» **PASSAGE GIVEN**:
University of Texas shooting revives debate over allowing guns on college campuses

By Robert T. Garrett
The Dallas Morning News

AUSTIN, Texas — The University of Texas shooting stoked a simmering conflict Tuesday about allowing handguns on campus – an issue that’s already roiled the governor’s race and sent hundreds of students marching in protest last year.

Gov. Rick Perry says he favors allowing guns at colleges, giving owners a chance to intervene. Police groups and others say that would only confuse what are potentially chaotic situations.

Perry’s Democratic challenger, Bill White, says state policymakers should stand down and let individual campuses decide.

The debate unfolded on the same day that an outspoken advocate of guns on campus, University of Maryland research scientist John Lott, was to speak at the UT Law School.

Lott’s appearance was switched to a bookstore near campus after at least one sponsoring student group was reluctant to proceed after the day’s events, said Robert Butler, executive director of the state Libertarian Party.

Butler said Texas’ concealed handgun license holders should be able to carry on campus – which is now prohibited.

“The record shows that when people are able to defend themselves, they have a better chance of survival,” he said, citing delays in police response to crime scenes.

John Woods, a UT graduate student who organized an anti-gun rally last year, disagreed. He said that having more guns on campus wouldn’t improve security.

“If there were multiple students running around with guns, it would’ve made the police’s job a lot harder this morning,” Woods said Tuesday. He was a student at Virginia Tech University in 2007 when a gunman killed 32 people, including Woods’ girlfriend.

He said gun backers don’t understand that training to get a concealed carry license is “just eight hours in a classroom and a couple of shots at a target that’s not moving in a range – a very, very controlled situation.”

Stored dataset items
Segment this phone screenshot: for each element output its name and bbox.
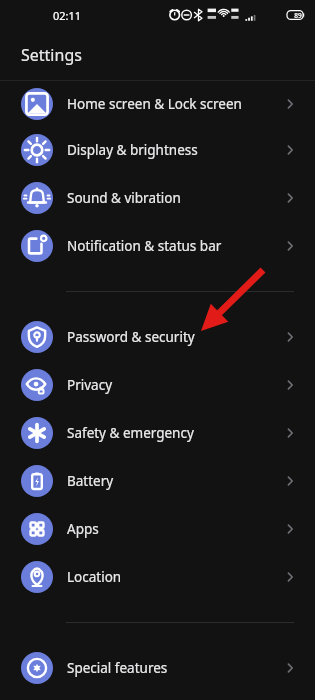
button[interactable]: Location	[0, 553, 315, 601]
staticText: Sound & vibration	[67, 189, 282, 207]
button[interactable]: Special features	[0, 644, 315, 692]
button[interactable]: Password & security	[0, 313, 315, 361]
staticText: 02:11	[53, 8, 82, 23]
staticText: Battery	[67, 472, 282, 490]
staticText: Settings	[21, 44, 82, 66]
staticText: Special features	[67, 659, 282, 677]
button[interactable]: Privacy	[0, 361, 315, 409]
staticText: Privacy	[67, 376, 282, 394]
staticText: Notification & status bar	[67, 237, 282, 255]
button[interactable]: Notification & status bar	[0, 222, 315, 270]
staticText: 89	[294, 11, 302, 20]
button[interactable]: Display & brightness	[0, 126, 315, 174]
staticText: Safety & emergency	[67, 424, 282, 442]
staticText: Apps	[67, 520, 282, 538]
staticText: Display & brightness	[67, 141, 282, 159]
button[interactable]: Home screen & Lock screen	[0, 81, 315, 126]
button[interactable]: Apps	[0, 505, 315, 553]
button[interactable]: Safety & emergency	[0, 409, 315, 457]
staticText: Location	[67, 568, 282, 586]
button[interactable]: Battery	[0, 457, 315, 505]
button[interactable]: Sound & vibration	[0, 174, 315, 222]
staticText: Home screen & Lock screen	[67, 95, 282, 113]
staticText: Password & security	[67, 328, 282, 346]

» **WHAT THIS EXERCISE ASKS**:
1) In the records above, reproduce verbatim the lines from the one containing "553, 315, 601]" up to and including the one containing "505, 315, 553]".
2) Take the article on the campus gun debate after the University of Texas shooting further, continuing from its final sentence.

» **ANSWER LIST**:
1)
button[interactable]: Location	[0, 553, 315, 601]
staticText: Sound & vibration	[67, 189, 282, 207]
button[interactable]: Special features	[0, 644, 315, 692]
button[interactable]: Password & security	[0, 313, 315, 361]
staticText: 02:11	[53, 8, 82, 23]
staticText: Battery	[67, 472, 282, 490]
staticText: Settings	[21, 44, 82, 66]
staticText: Special features	[67, 659, 282, 677]
button[interactable]: Privacy	[0, 361, 315, 409]
staticText: Privacy	[67, 376, 282, 394]
staticText: Notification & status bar	[67, 237, 282, 255]
button[interactable]: Notification & status bar	[0, 222, 315, 270]
staticText: 89	[294, 11, 302, 20]
button[interactable]: Display & brightness	[0, 126, 315, 174]
staticText: Safety & emergency	[67, 424, 282, 442]
staticText: Apps	[67, 520, 282, 538]
staticText: Display & brightness	[67, 141, 282, 159]
button[interactable]: Home screen & Lock screen	[0, 81, 315, 126]
button[interactable]: Apps	[0, 505, 315, 553]

2)
The march by students to the Capitol last year protested a bill that would have allowed students, faculty and administrators to carry concealed handguns on campus. It passed the Senate but was derailed in the House.

In the past three years, lawmakers in 21 other states, including Arkansas, Louisiana and Oklahoma, rejected bills allowing students to carry concealed handguns at colleges and universities.

Andy Pelosi, president of GunFreeKids.org, said that of more than 500 public four-year colleges and universities, just over 20 – mostly in Utah and Colorado – allow guns on campus.

But Daniel Crocker, Southwest regional director for Students for Concealed Carry on Campus, which is active at UT, said: “Students and faculty deserve options beyond relying on the altruism – or poor aim – of a madman.”

Katy Bacon, a White spokeswoman, said “Perry wants to mandate allowing guns on campus” but White believes “students, parents, administrators, and security personnel should decide.”

Perry spokesman Mark Miner played down the Republican governor’s differences with police groups on the issue and said Perry is “a strong believer and supporter of the Second Amendment, and Bill White isn’t.”